**Exercise description:** Track down the lines that contain "National" and copy them.

******

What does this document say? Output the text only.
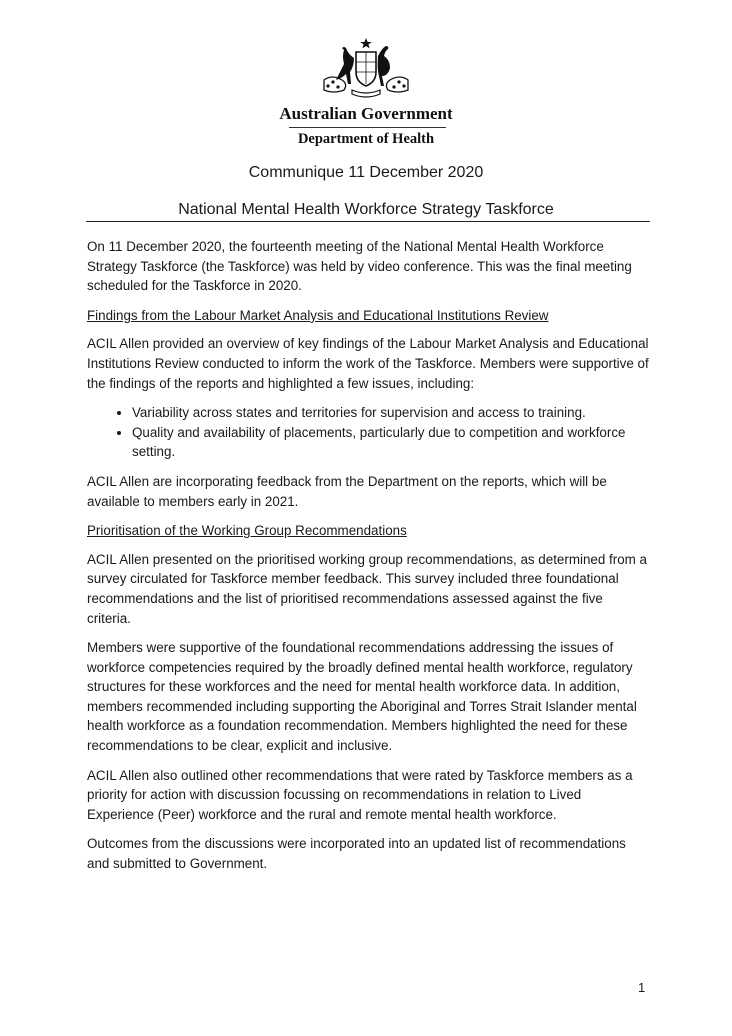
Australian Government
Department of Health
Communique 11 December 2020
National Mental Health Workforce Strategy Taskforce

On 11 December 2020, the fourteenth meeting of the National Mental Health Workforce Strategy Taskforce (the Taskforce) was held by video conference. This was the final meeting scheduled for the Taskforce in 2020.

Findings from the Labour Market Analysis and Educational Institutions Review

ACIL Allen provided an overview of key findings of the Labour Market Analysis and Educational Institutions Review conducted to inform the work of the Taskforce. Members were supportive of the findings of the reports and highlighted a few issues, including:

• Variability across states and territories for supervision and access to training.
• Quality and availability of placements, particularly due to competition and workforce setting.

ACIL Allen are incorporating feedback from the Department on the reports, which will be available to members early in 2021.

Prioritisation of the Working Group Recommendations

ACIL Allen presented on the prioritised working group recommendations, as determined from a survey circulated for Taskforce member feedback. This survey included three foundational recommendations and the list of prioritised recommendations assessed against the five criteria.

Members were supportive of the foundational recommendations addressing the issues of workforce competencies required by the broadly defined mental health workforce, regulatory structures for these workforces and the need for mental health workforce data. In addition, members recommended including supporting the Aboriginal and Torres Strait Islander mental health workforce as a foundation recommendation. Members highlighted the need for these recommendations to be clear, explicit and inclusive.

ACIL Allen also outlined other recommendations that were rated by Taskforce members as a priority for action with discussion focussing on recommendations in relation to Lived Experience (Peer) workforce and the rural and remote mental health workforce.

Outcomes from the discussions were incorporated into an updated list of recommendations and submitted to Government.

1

******

**Response to this exercise:**
National Mental Health Workforce Strategy Taskforce
On 11 December 2020, the fourteenth meeting of the National Mental Health Workforce Strategy Taskforce (the Taskforce) was held by video conference. This was the final meeting scheduled for the Taskforce in 2020.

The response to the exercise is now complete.